## Begin THE INPUT
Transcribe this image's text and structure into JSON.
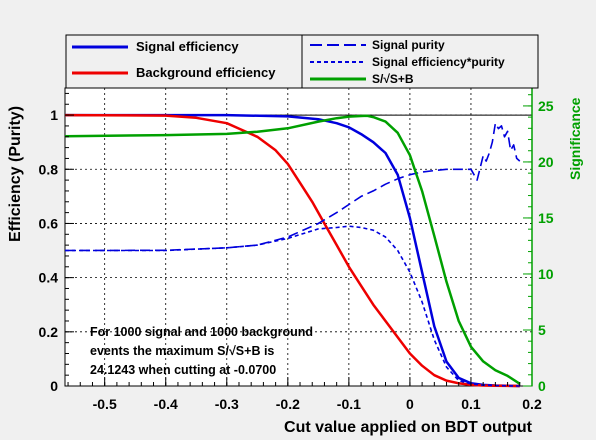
{
  "chart_data": {
    "type": "line",
    "xlabel": "Cut value applied on BDT output",
    "ylabel": "Efficiency (Purity)",
    "ylabel_right": "Significance",
    "xlim": [
      -0.565,
      0.2
    ],
    "ylim": [
      0,
      1.1
    ],
    "ylim_right": [
      0,
      26.6
    ],
    "x_ticks": [
      -0.5,
      -0.4,
      -0.3,
      -0.2,
      -0.1,
      0,
      0.1,
      0.2
    ],
    "x_tick_labels": [
      "-0.5",
      "-0.4",
      "-0.3",
      "-0.2",
      "-0.1",
      "0",
      "0.1",
      "0.2"
    ],
    "y_ticks": [
      0,
      0.2,
      0.4,
      0.6,
      0.8,
      1
    ],
    "y_tick_labels": [
      "0",
      "0.2",
      "0.4",
      "0.6",
      "0.8",
      "1"
    ],
    "y_right_ticks": [
      0,
      5,
      10,
      15,
      20,
      25
    ],
    "y_right_tick_labels": [
      "0",
      "5",
      "10",
      "15",
      "20",
      "25"
    ],
    "grid": true,
    "legend": [
      {
        "name": "Signal efficiency",
        "color": "#0000dd",
        "style": "solid"
      },
      {
        "name": "Background efficiency",
        "color": "#ee0000",
        "style": "solid"
      },
      {
        "name": "Signal purity",
        "color": "#0000dd",
        "style": "dashed"
      },
      {
        "name": "Signal efficiency*purity",
        "color": "#0000dd",
        "style": "dotted"
      },
      {
        "name": "S/√S+B",
        "color": "#00a000",
        "style": "solid"
      }
    ],
    "annotation_lines": [
      "For 1000 signal and 1000 background",
      "events the maximum S/√S+B is",
      "24.1243 when cutting at -0.0700"
    ],
    "series": [
      {
        "name": "Signal efficiency",
        "axis": "left",
        "color": "#0000dd",
        "x": [
          -0.565,
          -0.4,
          -0.3,
          -0.2,
          -0.15,
          -0.12,
          -0.1,
          -0.08,
          -0.06,
          -0.04,
          -0.02,
          0,
          0.02,
          0.04,
          0.06,
          0.08,
          0.1,
          0.12,
          0.14,
          0.16,
          0.18
        ],
        "y": [
          1,
          1,
          1,
          0.995,
          0.985,
          0.97,
          0.955,
          0.93,
          0.9,
          0.86,
          0.78,
          0.62,
          0.42,
          0.22,
          0.09,
          0.03,
          0.01,
          0.004,
          0.002,
          0.001,
          0
        ]
      },
      {
        "name": "Background efficiency",
        "axis": "left",
        "color": "#ee0000",
        "x": [
          -0.565,
          -0.4,
          -0.35,
          -0.3,
          -0.28,
          -0.25,
          -0.22,
          -0.2,
          -0.18,
          -0.16,
          -0.14,
          -0.12,
          -0.1,
          -0.08,
          -0.06,
          -0.04,
          -0.02,
          0,
          0.02,
          0.04,
          0.06,
          0.08,
          0.1,
          0.12,
          0.14,
          0.18
        ],
        "y": [
          1,
          0.998,
          0.99,
          0.97,
          0.95,
          0.92,
          0.87,
          0.82,
          0.75,
          0.68,
          0.6,
          0.52,
          0.44,
          0.37,
          0.3,
          0.24,
          0.18,
          0.12,
          0.075,
          0.04,
          0.02,
          0.01,
          0.004,
          0.002,
          0.001,
          0
        ]
      },
      {
        "name": "Signal purity",
        "axis": "left",
        "color": "#0000dd",
        "x": [
          -0.565,
          -0.4,
          -0.3,
          -0.25,
          -0.2,
          -0.15,
          -0.12,
          -0.1,
          -0.08,
          -0.06,
          -0.04,
          -0.02,
          0,
          0.02,
          0.04,
          0.06,
          0.08,
          0.1,
          0.11,
          0.12,
          0.125,
          0.13,
          0.135,
          0.14,
          0.145,
          0.15,
          0.155,
          0.16,
          0.165,
          0.17,
          0.175,
          0.18
        ],
        "y": [
          0.5,
          0.501,
          0.51,
          0.52,
          0.55,
          0.6,
          0.64,
          0.67,
          0.7,
          0.72,
          0.745,
          0.765,
          0.78,
          0.79,
          0.795,
          0.8,
          0.8,
          0.8,
          0.76,
          0.85,
          0.83,
          0.86,
          0.9,
          0.97,
          0.95,
          0.96,
          0.92,
          0.94,
          0.87,
          0.89,
          0.84,
          0.83
        ]
      },
      {
        "name": "Signal efficiency*purity",
        "axis": "left",
        "color": "#0000dd",
        "x": [
          -0.565,
          -0.4,
          -0.3,
          -0.25,
          -0.2,
          -0.15,
          -0.12,
          -0.1,
          -0.08,
          -0.06,
          -0.04,
          -0.02,
          0,
          0.02,
          0.04,
          0.06,
          0.08,
          0.1,
          0.12,
          0.15,
          0.18
        ],
        "y": [
          0.5,
          0.5,
          0.51,
          0.52,
          0.545,
          0.58,
          0.585,
          0.59,
          0.585,
          0.575,
          0.55,
          0.5,
          0.42,
          0.31,
          0.17,
          0.07,
          0.02,
          0.008,
          0.003,
          0.001,
          0
        ]
      },
      {
        "name": "S/√S+B",
        "axis": "right",
        "color": "#00a000",
        "x": [
          -0.565,
          -0.4,
          -0.3,
          -0.25,
          -0.2,
          -0.15,
          -0.12,
          -0.1,
          -0.08,
          -0.07,
          -0.06,
          -0.04,
          -0.02,
          0,
          0.02,
          0.04,
          0.06,
          0.08,
          0.1,
          0.12,
          0.14,
          0.16,
          0.18
        ],
        "y": [
          22.3,
          22.4,
          22.5,
          22.7,
          23.0,
          23.6,
          23.9,
          24.05,
          24.1,
          24.12,
          24.0,
          23.6,
          22.6,
          20.6,
          17.4,
          13.4,
          9.3,
          5.8,
          3.5,
          2.2,
          1.4,
          0.9,
          0.2
        ]
      }
    ]
  }
}
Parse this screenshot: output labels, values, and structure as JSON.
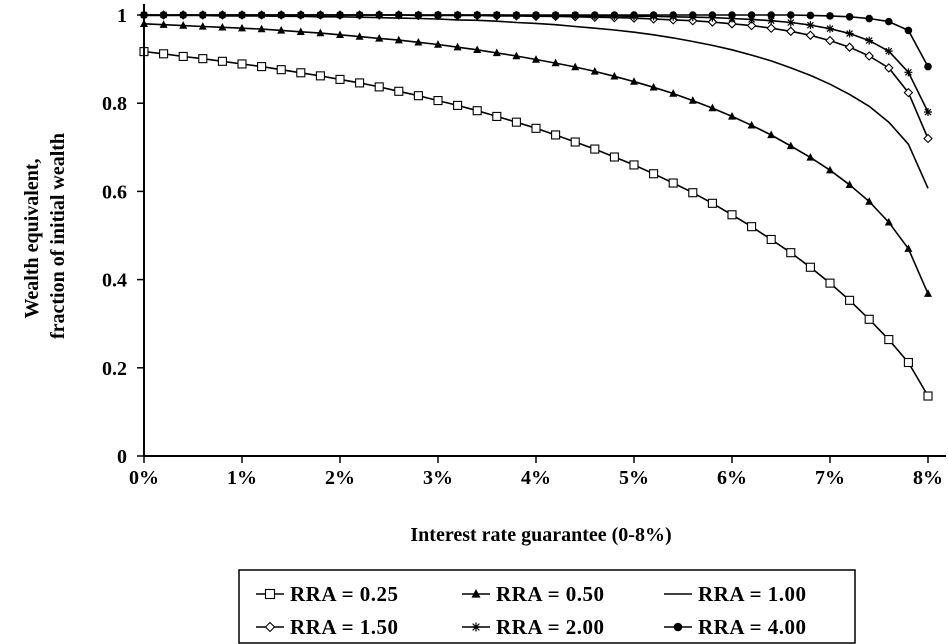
## End THE INPUT
WRITTEN INSTRUCTION
Transcribe the preceding listing in its entirety and with exact wording, leaving out pictures.

RESPONSE
Transcribe this image's text and structure into JSON.
{
  "chart_data": {
    "type": "line",
    "xlabel": "Cut value applied on BDT output",
    "ylabel": "Efficiency (Purity)",
    "ylabel_right": "Significance",
    "xlim": [
      -0.565,
      0.2
    ],
    "ylim": [
      0,
      1.1
    ],
    "ylim_right": [
      0,
      26.6
    ],
    "x_ticks": [
      -0.5,
      -0.4,
      -0.3,
      -0.2,
      -0.1,
      0,
      0.1,
      0.2
    ],
    "x_tick_labels": [
      "-0.5",
      "-0.4",
      "-0.3",
      "-0.2",
      "-0.1",
      "0",
      "0.1",
      "0.2"
    ],
    "y_ticks": [
      0,
      0.2,
      0.4,
      0.6,
      0.8,
      1
    ],
    "y_tick_labels": [
      "0",
      "0.2",
      "0.4",
      "0.6",
      "0.8",
      "1"
    ],
    "y_right_ticks": [
      0,
      5,
      10,
      15,
      20,
      25
    ],
    "y_right_tick_labels": [
      "0",
      "5",
      "10",
      "15",
      "20",
      "25"
    ],
    "grid": true,
    "legend": [
      {
        "name": "Signal efficiency",
        "color": "#0000dd",
        "style": "solid"
      },
      {
        "name": "Background efficiency",
        "color": "#ee0000",
        "style": "solid"
      },
      {
        "name": "Signal purity",
        "color": "#0000dd",
        "style": "dashed"
      },
      {
        "name": "Signal efficiency*purity",
        "color": "#0000dd",
        "style": "dotted"
      },
      {
        "name": "S/√S+B",
        "color": "#00a000",
        "style": "solid"
      }
    ],
    "annotation_lines": [
      "For 1000 signal and 1000 background",
      "events the maximum S/√S+B is",
      "24.1243 when cutting at -0.0700"
    ],
    "series": [
      {
        "name": "Signal efficiency",
        "axis": "left",
        "color": "#0000dd",
        "x": [
          -0.565,
          -0.4,
          -0.3,
          -0.2,
          -0.15,
          -0.12,
          -0.1,
          -0.08,
          -0.06,
          -0.04,
          -0.02,
          0,
          0.02,
          0.04,
          0.06,
          0.08,
          0.1,
          0.12,
          0.14,
          0.16,
          0.18
        ],
        "y": [
          1,
          1,
          1,
          0.995,
          0.985,
          0.97,
          0.955,
          0.93,
          0.9,
          0.86,
          0.78,
          0.62,
          0.42,
          0.22,
          0.09,
          0.03,
          0.01,
          0.004,
          0.002,
          0.001,
          0
        ]
      },
      {
        "name": "Background efficiency",
        "axis": "left",
        "color": "#ee0000",
        "x": [
          -0.565,
          -0.4,
          -0.35,
          -0.3,
          -0.28,
          -0.25,
          -0.22,
          -0.2,
          -0.18,
          -0.16,
          -0.14,
          -0.12,
          -0.1,
          -0.08,
          -0.06,
          -0.04,
          -0.02,
          0,
          0.02,
          0.04,
          0.06,
          0.08,
          0.1,
          0.12,
          0.14,
          0.18
        ],
        "y": [
          1,
          0.998,
          0.99,
          0.97,
          0.95,
          0.92,
          0.87,
          0.82,
          0.75,
          0.68,
          0.6,
          0.52,
          0.44,
          0.37,
          0.3,
          0.24,
          0.18,
          0.12,
          0.075,
          0.04,
          0.02,
          0.01,
          0.004,
          0.002,
          0.001,
          0
        ]
      },
      {
        "name": "Signal purity",
        "axis": "left",
        "color": "#0000dd",
        "x": [
          -0.565,
          -0.4,
          -0.3,
          -0.25,
          -0.2,
          -0.15,
          -0.12,
          -0.1,
          -0.08,
          -0.06,
          -0.04,
          -0.02,
          0,
          0.02,
          0.04,
          0.06,
          0.08,
          0.1,
          0.11,
          0.12,
          0.125,
          0.13,
          0.135,
          0.14,
          0.145,
          0.15,
          0.155,
          0.16,
          0.165,
          0.17,
          0.175,
          0.18
        ],
        "y": [
          0.5,
          0.501,
          0.51,
          0.52,
          0.55,
          0.6,
          0.64,
          0.67,
          0.7,
          0.72,
          0.745,
          0.765,
          0.78,
          0.79,
          0.795,
          0.8,
          0.8,
          0.8,
          0.76,
          0.85,
          0.83,
          0.86,
          0.9,
          0.97,
          0.95,
          0.96,
          0.92,
          0.94,
          0.87,
          0.89,
          0.84,
          0.83
        ]
      },
      {
        "name": "Signal efficiency*purity",
        "axis": "left",
        "color": "#0000dd",
        "x": [
          -0.565,
          -0.4,
          -0.3,
          -0.25,
          -0.2,
          -0.15,
          -0.12,
          -0.1,
          -0.08,
          -0.06,
          -0.04,
          -0.02,
          0,
          0.02,
          0.04,
          0.06,
          0.08,
          0.1,
          0.12,
          0.15,
          0.18
        ],
        "y": [
          0.5,
          0.5,
          0.51,
          0.52,
          0.545,
          0.58,
          0.585,
          0.59,
          0.585,
          0.575,
          0.55,
          0.5,
          0.42,
          0.31,
          0.17,
          0.07,
          0.02,
          0.008,
          0.003,
          0.001,
          0
        ]
      },
      {
        "name": "S/√S+B",
        "axis": "right",
        "color": "#00a000",
        "x": [
          -0.565,
          -0.4,
          -0.3,
          -0.25,
          -0.2,
          -0.15,
          -0.12,
          -0.1,
          -0.08,
          -0.07,
          -0.06,
          -0.04,
          -0.02,
          0,
          0.02,
          0.04,
          0.06,
          0.08,
          0.1,
          0.12,
          0.14,
          0.16,
          0.18
        ],
        "y": [
          22.3,
          22.4,
          22.5,
          22.7,
          23.0,
          23.6,
          23.9,
          24.05,
          24.1,
          24.12,
          24.0,
          23.6,
          22.6,
          20.6,
          17.4,
          13.4,
          9.3,
          5.8,
          3.5,
          2.2,
          1.4,
          0.9,
          0.2
        ]
      }
    ]
  }
}
Parse this screenshot: output labels, values, and structure as JSON.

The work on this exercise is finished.